** start Task inputs **

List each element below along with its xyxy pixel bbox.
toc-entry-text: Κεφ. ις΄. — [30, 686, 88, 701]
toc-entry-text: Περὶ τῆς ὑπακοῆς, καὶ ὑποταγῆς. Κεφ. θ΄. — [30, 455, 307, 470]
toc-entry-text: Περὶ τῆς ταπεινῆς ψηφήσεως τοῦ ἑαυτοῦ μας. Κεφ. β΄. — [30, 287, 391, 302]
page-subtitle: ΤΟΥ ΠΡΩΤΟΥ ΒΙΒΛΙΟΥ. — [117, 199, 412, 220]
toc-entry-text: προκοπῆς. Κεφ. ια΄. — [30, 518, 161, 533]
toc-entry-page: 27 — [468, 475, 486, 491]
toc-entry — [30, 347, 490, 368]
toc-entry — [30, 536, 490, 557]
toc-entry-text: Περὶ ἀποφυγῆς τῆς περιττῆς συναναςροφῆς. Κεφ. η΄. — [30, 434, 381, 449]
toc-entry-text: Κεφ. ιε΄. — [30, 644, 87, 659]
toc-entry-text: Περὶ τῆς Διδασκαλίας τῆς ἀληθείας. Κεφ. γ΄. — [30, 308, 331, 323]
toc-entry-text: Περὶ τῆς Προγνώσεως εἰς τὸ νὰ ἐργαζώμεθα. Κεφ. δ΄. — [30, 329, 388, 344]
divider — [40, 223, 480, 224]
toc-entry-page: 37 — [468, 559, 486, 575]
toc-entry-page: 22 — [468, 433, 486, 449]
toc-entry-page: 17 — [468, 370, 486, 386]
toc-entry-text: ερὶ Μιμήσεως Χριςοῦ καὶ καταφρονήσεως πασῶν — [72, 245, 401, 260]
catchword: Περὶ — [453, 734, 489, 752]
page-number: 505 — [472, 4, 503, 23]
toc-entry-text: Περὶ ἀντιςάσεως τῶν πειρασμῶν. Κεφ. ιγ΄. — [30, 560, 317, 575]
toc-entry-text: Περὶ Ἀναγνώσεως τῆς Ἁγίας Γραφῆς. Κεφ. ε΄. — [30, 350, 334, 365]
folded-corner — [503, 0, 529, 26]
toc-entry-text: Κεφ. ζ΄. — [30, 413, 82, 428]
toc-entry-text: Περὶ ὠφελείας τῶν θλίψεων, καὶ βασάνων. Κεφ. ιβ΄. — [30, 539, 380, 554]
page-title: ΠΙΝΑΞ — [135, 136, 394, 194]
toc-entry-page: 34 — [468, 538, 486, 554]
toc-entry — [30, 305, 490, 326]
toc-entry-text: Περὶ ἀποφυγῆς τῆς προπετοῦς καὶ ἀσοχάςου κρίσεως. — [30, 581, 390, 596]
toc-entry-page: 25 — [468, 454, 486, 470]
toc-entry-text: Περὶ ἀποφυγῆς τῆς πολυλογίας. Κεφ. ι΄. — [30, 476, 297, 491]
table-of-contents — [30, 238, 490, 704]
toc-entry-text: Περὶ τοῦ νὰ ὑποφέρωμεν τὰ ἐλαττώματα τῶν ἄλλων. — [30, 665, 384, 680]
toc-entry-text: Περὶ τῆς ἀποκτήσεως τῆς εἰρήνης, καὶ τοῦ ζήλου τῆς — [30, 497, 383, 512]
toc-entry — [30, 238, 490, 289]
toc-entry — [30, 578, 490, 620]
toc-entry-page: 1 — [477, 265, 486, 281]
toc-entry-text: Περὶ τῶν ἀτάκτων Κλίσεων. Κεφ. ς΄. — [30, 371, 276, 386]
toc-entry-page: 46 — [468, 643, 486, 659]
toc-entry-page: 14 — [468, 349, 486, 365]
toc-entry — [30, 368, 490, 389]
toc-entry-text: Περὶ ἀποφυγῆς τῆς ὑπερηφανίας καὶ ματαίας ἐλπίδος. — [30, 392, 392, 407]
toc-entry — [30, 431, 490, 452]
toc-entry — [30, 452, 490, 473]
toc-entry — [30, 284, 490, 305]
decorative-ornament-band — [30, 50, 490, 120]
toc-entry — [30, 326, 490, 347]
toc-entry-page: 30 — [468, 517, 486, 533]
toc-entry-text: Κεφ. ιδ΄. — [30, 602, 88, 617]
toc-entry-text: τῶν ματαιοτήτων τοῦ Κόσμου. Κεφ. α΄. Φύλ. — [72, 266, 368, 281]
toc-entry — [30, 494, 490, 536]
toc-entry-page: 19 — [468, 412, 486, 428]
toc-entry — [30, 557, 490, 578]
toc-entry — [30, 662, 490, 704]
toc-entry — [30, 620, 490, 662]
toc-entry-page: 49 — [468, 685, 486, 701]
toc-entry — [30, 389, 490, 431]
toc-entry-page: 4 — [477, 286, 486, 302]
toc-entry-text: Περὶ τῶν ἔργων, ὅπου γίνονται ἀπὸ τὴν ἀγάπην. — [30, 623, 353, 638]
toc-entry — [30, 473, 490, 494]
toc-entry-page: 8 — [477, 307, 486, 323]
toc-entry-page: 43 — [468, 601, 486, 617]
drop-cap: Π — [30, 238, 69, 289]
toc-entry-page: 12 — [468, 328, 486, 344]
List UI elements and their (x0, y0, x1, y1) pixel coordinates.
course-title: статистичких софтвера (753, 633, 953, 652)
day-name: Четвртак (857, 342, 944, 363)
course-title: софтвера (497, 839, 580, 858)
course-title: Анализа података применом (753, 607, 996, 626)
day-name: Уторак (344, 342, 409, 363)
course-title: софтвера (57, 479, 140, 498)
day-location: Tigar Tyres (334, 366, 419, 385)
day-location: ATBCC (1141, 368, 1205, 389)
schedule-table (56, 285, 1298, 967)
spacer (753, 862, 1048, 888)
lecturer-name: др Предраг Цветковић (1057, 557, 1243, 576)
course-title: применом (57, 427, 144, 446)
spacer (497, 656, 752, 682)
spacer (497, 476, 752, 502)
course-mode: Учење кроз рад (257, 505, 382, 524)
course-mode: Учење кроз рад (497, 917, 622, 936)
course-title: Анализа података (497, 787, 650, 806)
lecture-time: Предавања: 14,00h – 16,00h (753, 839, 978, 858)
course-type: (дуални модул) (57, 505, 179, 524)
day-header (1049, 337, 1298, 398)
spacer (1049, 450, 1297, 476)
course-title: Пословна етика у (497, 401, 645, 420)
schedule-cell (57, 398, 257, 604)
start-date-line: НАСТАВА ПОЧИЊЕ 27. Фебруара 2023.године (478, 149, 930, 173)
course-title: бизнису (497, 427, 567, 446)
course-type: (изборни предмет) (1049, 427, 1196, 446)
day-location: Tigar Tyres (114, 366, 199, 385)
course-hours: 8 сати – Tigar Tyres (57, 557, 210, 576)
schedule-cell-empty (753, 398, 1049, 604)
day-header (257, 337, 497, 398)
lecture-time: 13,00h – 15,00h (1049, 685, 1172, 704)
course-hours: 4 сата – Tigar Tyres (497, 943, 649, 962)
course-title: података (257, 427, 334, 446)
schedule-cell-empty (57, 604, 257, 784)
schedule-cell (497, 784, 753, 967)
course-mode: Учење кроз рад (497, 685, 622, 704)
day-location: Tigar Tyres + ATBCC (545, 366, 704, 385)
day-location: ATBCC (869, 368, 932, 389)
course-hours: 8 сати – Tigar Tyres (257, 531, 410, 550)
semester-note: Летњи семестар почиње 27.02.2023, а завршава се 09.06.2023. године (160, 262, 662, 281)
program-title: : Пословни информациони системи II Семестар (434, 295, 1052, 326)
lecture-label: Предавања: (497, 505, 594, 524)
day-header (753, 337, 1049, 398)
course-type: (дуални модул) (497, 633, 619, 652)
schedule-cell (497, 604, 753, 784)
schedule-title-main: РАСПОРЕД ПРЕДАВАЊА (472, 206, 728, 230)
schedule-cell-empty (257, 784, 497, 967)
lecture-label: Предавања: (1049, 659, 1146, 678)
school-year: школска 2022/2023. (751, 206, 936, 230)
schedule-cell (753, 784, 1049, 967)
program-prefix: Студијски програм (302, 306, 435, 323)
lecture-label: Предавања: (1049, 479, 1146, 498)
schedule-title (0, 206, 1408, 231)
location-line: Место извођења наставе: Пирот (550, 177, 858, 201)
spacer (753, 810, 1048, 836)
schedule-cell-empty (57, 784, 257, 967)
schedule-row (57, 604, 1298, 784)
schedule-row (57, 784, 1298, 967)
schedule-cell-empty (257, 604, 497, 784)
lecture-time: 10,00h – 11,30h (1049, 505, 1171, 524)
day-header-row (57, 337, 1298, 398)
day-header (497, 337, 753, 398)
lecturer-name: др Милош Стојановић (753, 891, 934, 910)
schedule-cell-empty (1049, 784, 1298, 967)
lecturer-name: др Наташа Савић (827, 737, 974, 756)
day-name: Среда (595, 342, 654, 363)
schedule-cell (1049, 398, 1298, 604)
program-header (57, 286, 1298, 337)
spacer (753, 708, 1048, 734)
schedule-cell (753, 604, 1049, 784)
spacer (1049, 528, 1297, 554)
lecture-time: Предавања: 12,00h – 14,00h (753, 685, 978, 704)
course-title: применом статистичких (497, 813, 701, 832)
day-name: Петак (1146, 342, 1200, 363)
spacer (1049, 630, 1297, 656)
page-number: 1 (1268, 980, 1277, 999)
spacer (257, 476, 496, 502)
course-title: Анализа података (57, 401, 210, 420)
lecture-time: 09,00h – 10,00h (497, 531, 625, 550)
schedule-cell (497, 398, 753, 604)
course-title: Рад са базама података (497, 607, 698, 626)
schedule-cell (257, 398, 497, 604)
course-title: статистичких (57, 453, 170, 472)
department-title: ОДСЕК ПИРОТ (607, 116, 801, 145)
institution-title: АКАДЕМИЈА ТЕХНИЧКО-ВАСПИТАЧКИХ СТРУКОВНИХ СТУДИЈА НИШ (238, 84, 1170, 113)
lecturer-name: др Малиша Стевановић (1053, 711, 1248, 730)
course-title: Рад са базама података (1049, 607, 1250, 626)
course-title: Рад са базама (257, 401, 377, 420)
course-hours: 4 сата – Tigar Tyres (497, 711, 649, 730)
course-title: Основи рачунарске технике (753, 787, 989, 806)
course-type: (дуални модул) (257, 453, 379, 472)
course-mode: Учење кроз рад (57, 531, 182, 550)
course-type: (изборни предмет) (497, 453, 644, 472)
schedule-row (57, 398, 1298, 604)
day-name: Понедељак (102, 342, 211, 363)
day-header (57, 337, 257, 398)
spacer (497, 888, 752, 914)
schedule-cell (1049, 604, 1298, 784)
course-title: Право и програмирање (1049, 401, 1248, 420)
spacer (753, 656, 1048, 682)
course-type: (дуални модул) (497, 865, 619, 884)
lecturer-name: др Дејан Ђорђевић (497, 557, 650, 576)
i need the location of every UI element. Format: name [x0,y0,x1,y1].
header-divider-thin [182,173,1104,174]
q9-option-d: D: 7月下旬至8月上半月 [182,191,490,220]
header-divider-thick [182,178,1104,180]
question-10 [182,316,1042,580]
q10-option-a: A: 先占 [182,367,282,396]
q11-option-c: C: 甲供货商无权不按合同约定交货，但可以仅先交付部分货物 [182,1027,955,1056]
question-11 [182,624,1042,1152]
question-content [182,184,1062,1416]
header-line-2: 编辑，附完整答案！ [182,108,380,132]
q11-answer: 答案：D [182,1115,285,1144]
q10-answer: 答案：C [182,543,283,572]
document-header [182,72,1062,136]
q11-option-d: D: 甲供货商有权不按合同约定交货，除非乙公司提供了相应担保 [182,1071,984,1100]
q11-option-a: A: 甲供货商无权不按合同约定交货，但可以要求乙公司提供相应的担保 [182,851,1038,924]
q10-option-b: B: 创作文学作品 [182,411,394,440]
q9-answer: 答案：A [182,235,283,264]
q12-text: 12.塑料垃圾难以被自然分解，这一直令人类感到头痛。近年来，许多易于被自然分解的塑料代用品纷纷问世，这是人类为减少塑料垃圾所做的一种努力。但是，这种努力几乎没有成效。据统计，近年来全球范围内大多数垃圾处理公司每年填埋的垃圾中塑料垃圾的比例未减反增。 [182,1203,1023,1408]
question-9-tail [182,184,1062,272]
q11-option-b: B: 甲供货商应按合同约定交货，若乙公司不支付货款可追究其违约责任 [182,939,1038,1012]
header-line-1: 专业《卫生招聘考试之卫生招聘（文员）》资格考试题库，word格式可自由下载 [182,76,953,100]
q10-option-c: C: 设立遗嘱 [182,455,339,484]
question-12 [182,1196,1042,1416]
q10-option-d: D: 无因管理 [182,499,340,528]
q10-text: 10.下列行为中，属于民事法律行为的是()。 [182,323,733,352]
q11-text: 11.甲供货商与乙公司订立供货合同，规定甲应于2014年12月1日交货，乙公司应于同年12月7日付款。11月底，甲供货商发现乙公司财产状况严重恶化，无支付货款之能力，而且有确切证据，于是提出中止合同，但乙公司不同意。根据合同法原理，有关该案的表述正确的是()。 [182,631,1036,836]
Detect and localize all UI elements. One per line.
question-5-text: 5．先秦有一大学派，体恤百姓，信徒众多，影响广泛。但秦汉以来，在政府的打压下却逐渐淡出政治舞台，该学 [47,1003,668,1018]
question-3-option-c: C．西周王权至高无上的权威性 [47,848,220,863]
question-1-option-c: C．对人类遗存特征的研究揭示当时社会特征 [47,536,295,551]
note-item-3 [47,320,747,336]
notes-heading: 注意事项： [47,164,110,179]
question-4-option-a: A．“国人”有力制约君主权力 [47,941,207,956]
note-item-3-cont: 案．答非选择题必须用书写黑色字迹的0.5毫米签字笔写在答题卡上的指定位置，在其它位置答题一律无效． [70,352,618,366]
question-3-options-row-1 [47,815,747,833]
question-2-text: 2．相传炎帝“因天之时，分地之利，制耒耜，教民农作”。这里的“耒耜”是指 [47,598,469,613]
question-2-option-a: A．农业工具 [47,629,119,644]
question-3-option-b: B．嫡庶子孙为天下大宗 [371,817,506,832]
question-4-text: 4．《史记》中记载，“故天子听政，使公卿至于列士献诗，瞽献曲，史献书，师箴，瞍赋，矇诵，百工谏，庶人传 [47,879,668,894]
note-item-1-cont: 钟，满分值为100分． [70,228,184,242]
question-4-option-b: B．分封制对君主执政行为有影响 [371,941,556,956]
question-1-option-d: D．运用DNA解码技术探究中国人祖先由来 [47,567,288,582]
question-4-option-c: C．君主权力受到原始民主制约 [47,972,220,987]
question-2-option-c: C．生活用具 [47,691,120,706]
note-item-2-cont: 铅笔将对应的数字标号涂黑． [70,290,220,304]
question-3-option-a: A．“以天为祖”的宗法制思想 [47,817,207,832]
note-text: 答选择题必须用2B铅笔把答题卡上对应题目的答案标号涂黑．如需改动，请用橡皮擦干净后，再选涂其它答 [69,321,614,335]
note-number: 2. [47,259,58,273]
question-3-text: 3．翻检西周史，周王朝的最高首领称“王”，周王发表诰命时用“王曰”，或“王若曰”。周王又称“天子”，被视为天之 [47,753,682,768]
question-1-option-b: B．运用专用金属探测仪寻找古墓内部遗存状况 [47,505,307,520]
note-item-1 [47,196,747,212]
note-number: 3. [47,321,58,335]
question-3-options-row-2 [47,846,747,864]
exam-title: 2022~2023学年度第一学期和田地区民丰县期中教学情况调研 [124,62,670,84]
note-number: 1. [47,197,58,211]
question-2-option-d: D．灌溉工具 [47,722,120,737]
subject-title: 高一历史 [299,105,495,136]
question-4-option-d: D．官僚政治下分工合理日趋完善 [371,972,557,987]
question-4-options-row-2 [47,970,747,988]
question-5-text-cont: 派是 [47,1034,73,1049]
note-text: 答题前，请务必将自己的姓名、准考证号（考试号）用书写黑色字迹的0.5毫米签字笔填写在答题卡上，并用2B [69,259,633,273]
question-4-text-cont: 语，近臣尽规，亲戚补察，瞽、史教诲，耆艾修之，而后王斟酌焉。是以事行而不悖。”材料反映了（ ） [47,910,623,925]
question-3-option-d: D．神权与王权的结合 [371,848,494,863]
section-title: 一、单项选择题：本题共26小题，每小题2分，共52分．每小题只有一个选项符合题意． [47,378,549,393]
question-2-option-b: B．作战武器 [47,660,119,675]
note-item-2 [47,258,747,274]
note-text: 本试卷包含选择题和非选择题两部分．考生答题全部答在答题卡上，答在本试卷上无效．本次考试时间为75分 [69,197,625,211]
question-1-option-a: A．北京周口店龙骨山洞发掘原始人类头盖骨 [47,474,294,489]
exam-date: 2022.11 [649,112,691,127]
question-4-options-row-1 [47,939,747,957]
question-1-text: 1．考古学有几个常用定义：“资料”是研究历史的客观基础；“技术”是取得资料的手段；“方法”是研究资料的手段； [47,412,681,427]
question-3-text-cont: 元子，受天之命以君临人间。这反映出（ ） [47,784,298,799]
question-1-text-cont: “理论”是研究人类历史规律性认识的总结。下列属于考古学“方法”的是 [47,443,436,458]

** end Task inputs **

## [Objective]
Recast the entries as a Markdown table with the columns Row and Line, starting at the first line of the entries and stopping after the line that contains "catchword: Περὶ — [453, 734, 489, 752]". Give each line its own numbered row and leave out any blank lines.

## [The reply]
| Row | Line |
|---|---|
| 1 | List each element below along with its xyxy pixel bbox. |
| 2 | toc-entry-text: Κεφ. ις΄. — [30, 686, 88, 701] |
| 3 | toc-entry-text: Περὶ τῆς ὑπακοῆς, καὶ ὑποταγῆς. Κεφ. θ΄. — [30, 455, 307, 470] |
| 4 | toc-entry-text: Περὶ τῆς ταπεινῆς ψηφήσεως τοῦ ἑαυτοῦ μας. Κεφ. β΄. — [30, 287, 391, 302] |
| 5 | page-subtitle: ΤΟΥ ΠΡΩΤΟΥ ΒΙΒΛΙΟΥ. — [117, 199, 412, 220] |
| 6 | toc-entry-text: προκοπῆς. Κεφ. ια΄. — [30, 518, 161, 533] |
| 7 | toc-entry-page: 27 — [468, 475, 486, 491] |
| 8 | toc-entry — [30, 347, 490, 368] |
| 9 | toc-entry — [30, 536, 490, 557] |
| 10 | toc-entry-text: Περὶ ἀποφυγῆς τῆς περιττῆς συναναςροφῆς. Κεφ. η΄. — [30, 434, 381, 449] |
| 11 | toc-entry-text: Κεφ. ιε΄. — [30, 644, 87, 659] |
| 12 | toc-entry-text: Περὶ τῆς Διδασκαλίας τῆς ἀληθείας. Κεφ. γ΄. — [30, 308, 331, 323] |
| 13 | toc-entry-text: Περὶ τῆς Προγνώσεως εἰς τὸ νὰ ἐργαζώμεθα. Κεφ. δ΄. — [30, 329, 388, 344] |
| 14 | divider — [40, 223, 480, 224] |
| 15 | toc-entry-page: 37 — [468, 559, 486, 575] |
| 16 | toc-entry-page: 22 — [468, 433, 486, 449] |
| 17 | toc-entry-page: 17 — [468, 370, 486, 386] |
| 18 | toc-entry-text: ερὶ Μιμήσεως Χριςοῦ καὶ καταφρονήσεως πασῶν — [72, 245, 401, 260] |
| 19 | catchword: Περὶ — [453, 734, 489, 752] |